● Directions for this task: Filter the records for lines holding the string "Sprint".
■ ■ ■ ■ ■
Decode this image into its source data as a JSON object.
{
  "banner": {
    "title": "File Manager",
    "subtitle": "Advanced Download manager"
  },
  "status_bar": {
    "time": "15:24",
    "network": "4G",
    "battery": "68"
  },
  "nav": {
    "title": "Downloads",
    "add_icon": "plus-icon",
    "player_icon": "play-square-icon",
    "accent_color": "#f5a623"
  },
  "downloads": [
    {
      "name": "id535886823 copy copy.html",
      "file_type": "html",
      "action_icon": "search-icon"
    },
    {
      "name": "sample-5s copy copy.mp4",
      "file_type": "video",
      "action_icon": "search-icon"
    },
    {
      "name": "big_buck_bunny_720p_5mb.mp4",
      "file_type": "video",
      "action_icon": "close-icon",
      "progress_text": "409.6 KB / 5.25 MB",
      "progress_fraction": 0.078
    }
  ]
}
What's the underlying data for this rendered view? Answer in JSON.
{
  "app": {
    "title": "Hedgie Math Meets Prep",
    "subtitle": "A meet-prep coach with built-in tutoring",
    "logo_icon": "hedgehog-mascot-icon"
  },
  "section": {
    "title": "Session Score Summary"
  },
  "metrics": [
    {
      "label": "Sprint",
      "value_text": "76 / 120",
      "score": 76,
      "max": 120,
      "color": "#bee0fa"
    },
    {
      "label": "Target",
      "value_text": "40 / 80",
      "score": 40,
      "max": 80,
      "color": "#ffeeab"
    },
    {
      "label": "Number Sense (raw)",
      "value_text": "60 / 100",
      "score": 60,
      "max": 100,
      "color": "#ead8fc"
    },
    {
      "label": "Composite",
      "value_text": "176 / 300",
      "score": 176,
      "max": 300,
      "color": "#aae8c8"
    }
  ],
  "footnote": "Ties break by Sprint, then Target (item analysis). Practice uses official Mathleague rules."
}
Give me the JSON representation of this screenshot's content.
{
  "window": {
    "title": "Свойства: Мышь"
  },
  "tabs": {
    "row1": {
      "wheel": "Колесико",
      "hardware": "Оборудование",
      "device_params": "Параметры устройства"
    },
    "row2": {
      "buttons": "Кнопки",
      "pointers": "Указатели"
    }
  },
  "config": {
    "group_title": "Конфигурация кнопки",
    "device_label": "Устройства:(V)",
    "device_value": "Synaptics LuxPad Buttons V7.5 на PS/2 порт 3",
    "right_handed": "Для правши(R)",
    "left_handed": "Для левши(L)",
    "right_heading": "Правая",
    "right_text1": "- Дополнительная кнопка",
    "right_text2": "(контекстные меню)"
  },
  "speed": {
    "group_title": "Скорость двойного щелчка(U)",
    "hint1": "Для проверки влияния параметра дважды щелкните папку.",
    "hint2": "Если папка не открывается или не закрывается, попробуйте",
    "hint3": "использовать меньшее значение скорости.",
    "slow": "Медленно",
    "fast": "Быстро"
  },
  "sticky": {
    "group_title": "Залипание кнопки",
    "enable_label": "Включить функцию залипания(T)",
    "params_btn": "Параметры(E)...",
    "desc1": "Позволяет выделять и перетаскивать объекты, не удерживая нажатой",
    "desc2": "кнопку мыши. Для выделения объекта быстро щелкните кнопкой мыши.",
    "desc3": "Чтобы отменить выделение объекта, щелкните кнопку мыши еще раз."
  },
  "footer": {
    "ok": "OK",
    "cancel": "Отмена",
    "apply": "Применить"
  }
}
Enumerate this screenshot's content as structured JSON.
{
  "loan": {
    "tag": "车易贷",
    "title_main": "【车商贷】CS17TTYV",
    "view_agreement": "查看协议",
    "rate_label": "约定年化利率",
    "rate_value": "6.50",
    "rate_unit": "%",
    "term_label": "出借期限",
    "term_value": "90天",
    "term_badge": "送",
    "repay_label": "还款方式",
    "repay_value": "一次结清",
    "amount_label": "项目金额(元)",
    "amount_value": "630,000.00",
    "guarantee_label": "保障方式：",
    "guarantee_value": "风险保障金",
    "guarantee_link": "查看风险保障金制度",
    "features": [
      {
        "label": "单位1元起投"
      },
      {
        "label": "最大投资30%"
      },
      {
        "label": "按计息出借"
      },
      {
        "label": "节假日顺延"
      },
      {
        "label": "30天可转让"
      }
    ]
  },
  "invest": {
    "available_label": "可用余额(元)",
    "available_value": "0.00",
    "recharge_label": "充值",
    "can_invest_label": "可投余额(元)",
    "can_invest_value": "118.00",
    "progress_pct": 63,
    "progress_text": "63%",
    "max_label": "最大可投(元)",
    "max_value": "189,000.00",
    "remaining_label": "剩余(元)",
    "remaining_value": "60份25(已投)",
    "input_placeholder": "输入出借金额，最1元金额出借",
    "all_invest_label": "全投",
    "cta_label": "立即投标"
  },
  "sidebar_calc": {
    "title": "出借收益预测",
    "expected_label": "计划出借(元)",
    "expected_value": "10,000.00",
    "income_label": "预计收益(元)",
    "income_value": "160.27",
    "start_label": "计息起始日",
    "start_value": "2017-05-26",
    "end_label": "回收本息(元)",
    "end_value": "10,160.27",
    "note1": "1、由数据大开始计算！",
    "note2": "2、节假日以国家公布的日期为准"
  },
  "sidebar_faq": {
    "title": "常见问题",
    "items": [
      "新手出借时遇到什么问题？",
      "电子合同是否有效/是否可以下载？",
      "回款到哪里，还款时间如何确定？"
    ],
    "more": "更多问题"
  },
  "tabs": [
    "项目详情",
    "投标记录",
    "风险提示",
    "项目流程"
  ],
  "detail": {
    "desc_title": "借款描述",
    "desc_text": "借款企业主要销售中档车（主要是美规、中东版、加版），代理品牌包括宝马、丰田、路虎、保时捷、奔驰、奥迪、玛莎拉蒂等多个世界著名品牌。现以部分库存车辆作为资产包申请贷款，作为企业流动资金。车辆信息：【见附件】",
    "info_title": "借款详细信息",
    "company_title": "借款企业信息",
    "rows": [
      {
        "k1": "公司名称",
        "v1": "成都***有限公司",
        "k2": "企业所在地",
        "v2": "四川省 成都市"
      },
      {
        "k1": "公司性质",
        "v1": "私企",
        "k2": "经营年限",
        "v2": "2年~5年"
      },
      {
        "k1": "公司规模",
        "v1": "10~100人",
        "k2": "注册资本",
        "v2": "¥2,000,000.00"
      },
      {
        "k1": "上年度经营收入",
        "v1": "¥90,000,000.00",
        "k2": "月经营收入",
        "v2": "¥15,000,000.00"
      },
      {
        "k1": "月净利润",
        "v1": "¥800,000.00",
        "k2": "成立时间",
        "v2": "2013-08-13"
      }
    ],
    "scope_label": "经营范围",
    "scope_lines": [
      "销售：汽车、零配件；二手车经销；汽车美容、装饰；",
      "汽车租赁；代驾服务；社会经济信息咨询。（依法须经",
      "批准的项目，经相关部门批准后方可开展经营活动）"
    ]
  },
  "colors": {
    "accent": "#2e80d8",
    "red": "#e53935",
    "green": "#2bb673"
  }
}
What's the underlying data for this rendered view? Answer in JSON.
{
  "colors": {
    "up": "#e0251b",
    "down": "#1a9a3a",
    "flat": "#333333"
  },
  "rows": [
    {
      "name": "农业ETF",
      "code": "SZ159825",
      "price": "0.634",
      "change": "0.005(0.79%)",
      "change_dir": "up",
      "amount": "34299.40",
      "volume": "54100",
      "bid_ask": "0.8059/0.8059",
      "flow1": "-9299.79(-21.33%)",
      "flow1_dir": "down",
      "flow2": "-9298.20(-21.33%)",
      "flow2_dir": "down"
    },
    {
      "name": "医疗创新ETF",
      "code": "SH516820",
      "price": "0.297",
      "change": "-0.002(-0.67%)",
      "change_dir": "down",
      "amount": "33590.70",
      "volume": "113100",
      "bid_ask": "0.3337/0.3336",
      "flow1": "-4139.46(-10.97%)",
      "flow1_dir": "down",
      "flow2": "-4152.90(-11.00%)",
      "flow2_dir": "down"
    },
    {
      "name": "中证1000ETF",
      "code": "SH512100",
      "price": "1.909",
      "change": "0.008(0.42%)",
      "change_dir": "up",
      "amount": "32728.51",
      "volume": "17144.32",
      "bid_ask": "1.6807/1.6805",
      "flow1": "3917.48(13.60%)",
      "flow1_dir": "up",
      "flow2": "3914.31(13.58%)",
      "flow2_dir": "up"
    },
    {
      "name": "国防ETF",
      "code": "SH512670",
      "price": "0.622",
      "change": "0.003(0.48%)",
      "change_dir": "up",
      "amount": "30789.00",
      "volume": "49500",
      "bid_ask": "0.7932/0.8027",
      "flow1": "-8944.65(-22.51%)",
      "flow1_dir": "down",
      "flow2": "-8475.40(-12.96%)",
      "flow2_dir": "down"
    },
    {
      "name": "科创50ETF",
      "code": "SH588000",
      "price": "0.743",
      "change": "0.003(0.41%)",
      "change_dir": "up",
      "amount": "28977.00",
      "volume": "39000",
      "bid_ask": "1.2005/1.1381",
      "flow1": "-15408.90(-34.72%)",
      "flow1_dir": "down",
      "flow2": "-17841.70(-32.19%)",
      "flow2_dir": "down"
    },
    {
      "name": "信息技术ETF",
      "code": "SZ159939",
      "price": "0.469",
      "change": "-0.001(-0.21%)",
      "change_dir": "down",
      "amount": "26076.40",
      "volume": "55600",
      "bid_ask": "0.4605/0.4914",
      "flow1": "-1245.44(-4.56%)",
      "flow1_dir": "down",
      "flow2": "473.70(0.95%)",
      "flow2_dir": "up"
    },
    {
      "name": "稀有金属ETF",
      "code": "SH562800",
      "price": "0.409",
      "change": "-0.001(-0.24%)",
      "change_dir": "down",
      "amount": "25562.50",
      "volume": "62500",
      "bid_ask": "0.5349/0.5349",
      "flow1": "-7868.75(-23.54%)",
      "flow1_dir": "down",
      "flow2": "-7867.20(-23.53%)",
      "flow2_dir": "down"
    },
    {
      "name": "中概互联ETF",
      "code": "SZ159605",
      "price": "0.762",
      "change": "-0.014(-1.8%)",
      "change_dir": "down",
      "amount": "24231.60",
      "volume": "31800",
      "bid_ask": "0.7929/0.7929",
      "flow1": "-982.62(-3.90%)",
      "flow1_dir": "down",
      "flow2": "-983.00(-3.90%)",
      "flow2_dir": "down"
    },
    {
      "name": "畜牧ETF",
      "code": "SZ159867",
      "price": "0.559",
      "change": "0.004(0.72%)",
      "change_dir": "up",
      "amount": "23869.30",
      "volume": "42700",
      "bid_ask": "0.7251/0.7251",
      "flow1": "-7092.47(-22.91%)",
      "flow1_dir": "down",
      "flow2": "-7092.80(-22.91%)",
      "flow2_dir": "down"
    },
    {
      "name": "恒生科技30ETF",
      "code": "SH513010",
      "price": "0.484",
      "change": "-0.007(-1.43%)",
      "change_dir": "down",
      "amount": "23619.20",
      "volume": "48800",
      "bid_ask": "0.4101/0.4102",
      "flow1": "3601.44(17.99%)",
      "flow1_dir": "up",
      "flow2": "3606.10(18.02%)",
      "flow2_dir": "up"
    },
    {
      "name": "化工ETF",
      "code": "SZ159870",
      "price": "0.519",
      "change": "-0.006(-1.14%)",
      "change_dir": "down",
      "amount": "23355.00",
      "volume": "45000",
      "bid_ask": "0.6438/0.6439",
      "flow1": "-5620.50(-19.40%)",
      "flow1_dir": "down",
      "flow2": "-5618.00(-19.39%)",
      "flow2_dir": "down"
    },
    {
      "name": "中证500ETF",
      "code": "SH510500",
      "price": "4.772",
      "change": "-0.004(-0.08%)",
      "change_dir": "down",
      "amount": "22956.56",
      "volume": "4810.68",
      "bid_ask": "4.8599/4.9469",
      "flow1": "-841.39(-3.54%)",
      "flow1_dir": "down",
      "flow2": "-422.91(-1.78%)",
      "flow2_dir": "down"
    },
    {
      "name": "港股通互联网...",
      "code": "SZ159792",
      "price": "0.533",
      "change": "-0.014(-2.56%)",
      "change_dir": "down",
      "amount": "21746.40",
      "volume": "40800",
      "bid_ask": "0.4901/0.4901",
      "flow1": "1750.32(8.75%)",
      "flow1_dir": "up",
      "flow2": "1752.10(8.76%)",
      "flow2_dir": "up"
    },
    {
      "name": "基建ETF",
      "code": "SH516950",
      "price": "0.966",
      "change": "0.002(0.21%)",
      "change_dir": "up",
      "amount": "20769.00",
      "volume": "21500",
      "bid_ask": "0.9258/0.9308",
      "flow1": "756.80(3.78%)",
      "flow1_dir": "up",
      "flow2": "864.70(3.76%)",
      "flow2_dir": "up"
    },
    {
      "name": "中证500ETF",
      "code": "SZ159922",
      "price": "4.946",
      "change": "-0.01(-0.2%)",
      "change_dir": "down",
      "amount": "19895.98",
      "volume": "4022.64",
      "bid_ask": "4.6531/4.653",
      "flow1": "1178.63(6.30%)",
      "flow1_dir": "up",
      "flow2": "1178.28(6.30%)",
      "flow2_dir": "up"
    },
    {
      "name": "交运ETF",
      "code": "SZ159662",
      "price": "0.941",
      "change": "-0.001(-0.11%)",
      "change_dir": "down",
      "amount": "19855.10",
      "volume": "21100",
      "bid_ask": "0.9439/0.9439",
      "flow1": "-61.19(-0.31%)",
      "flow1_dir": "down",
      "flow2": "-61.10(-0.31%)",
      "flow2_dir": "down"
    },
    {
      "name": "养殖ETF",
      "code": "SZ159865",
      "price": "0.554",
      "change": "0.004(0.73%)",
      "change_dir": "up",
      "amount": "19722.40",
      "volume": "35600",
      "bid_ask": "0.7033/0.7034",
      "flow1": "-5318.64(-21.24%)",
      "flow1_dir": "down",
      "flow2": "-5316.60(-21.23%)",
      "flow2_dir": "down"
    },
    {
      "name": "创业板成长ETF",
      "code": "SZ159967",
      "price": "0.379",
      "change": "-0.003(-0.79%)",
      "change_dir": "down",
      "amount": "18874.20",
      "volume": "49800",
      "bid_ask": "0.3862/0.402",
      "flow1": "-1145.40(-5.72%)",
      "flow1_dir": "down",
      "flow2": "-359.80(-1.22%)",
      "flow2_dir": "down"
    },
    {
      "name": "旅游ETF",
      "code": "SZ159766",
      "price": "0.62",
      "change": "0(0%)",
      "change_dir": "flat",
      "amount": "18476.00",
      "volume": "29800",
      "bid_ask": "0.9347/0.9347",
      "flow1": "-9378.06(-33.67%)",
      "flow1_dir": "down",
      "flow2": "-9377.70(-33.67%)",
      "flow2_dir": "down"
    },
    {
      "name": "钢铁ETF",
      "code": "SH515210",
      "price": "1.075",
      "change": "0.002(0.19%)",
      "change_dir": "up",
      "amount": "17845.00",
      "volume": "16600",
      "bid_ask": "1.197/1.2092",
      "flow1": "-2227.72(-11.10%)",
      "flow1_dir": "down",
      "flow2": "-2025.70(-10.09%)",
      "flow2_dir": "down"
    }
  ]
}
■ ■ ■ ■ ■
● Written solution:
      "label": "Sprint",
  "footnote": "Ties break by Sprint, then Target (item analysis). Practice uses official Mathleague rules."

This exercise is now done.